▶ **REQUIREMENT**:
All entries are to be given again verbatim.

+++ INPUT

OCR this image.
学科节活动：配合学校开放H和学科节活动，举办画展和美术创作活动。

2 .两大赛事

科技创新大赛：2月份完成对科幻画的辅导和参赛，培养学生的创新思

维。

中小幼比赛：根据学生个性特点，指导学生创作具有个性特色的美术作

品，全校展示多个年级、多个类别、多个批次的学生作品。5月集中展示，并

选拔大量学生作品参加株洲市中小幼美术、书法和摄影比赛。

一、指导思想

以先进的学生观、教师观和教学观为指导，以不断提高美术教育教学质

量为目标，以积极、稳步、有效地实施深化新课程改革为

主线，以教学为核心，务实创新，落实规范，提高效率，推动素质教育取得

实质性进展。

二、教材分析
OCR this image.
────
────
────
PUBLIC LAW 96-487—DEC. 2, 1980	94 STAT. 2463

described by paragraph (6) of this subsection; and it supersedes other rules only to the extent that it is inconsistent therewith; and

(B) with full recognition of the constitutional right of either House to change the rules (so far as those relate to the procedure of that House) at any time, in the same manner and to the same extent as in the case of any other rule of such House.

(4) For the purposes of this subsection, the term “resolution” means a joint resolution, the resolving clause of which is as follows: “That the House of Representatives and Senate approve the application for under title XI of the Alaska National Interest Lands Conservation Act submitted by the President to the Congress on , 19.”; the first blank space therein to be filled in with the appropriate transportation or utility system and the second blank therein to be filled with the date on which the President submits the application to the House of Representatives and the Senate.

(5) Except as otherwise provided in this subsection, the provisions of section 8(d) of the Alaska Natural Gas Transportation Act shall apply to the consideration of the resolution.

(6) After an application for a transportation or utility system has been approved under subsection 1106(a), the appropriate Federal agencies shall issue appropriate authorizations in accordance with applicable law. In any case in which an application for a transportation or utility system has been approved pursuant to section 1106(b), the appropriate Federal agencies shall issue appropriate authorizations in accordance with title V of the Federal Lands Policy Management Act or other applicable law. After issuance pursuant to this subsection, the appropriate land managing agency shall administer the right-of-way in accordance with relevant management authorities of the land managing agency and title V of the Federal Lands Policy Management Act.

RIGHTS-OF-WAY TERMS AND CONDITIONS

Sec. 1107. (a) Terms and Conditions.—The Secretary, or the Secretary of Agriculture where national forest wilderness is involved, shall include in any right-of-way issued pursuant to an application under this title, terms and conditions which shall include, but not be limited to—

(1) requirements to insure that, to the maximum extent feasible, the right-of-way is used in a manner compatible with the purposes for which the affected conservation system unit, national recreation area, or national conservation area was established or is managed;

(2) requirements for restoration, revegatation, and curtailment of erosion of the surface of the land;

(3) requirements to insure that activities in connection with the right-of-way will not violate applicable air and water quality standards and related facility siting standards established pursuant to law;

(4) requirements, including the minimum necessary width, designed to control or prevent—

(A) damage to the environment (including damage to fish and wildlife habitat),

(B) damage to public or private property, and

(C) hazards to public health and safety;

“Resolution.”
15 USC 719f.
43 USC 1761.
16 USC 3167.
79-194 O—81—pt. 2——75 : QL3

++++++

▶ **RESPONSE TO THE EXERCISE**:
OCR this image.
学科节活动：配合学校开放H和学科节活动，举办画展和美术创作活动。

2 .两大赛事

科技创新大赛：2月份完成对科幻画的辅导和参赛，培养学生的创新思

维。

中小幼比赛：根据学生个性特点，指导学生创作具有个性特色的美术作

品，全校展示多个年级、多个类别、多个批次的学生作品。5月集中展示，并

选拔大量学生作品参加株洲市中小幼美术、书法和摄影比赛。

一、指导思想

以先进的学生观、教师观和教学观为指导，以不断提高美术教育教学质

量为目标，以积极、稳步、有效地实施深化新课程改革为

主线，以教学为核心，务实创新，落实规范，提高效率，推动素质教育取得

实质性进展。

二、教材分析
OCR this image.
────
────
────
PUBLIC LAW 96-487—DEC. 2, 1980	94 STAT. 2463

described by paragraph (6) of this subsection; and it supersedes other rules only to the extent that it is inconsistent therewith; and

(B) with full recognition of the constitutional right of either House to change the rules (so far as those relate to the procedure of that House) at any time, in the same manner and to the same extent as in the case of any other rule of such House.

(4) For the purposes of this subsection, the term “resolution” means a joint resolution, the resolving clause of which is as follows: “That the House of Representatives and Senate approve the application for under title XI of the Alaska National Interest Lands Conservation Act submitted by the President to the Congress on , 19.”; the first blank space therein to be filled in with the appropriate transportation or utility system and the second blank therein to be filled with the date on which the President submits the application to the House of Representatives and the Senate.

(5) Except as otherwise provided in this subsection, the provisions of section 8(d) of the Alaska Natural Gas Transportation Act shall apply to the consideration of the resolution.

(6) After an application for a transportation or utility system has been approved under subsection 1106(a), the appropriate Federal agencies shall issue appropriate authorizations in accordance with applicable law. In any case in which an application for a transportation or utility system has been approved pursuant to section 1106(b), the appropriate Federal agencies shall issue appropriate authorizations in accordance with title V of the Federal Lands Policy Management Act or other applicable law. After issuance pursuant to this subsection, the appropriate land managing agency shall administer the right-of-way in accordance with relevant management authorities of the land managing agency and title V of the Federal Lands Policy Management Act.

RIGHTS-OF-WAY TERMS AND CONDITIONS

Sec. 1107. (a) Terms and Conditions.—The Secretary, or the Secretary of Agriculture where national forest wilderness is involved, shall include in any right-of-way issued pursuant to an application under this title, terms and conditions which shall include, but not be limited to—

(1) requirements to insure that, to the maximum extent feasible, the right-of-way is used in a manner compatible with the purposes for which the affected conservation system unit, national recreation area, or national conservation area was established or is managed;

(2) requirements for restoration, revegatation, and curtailment of erosion of the surface of the land;

(3) requirements to insure that activities in connection with the right-of-way will not violate applicable air and water quality standards and related facility siting standards established pursuant to law;

(4) requirements, including the minimum necessary width, designed to control or prevent—

(A) damage to the environment (including damage to fish and wildlife habitat),

(B) damage to public or private property, and

(C) hazards to public health and safety;

“Resolution.”
15 USC 719f.
43 USC 1761.
16 USC 3167.
79-194 O—81—pt. 2——75 : QL3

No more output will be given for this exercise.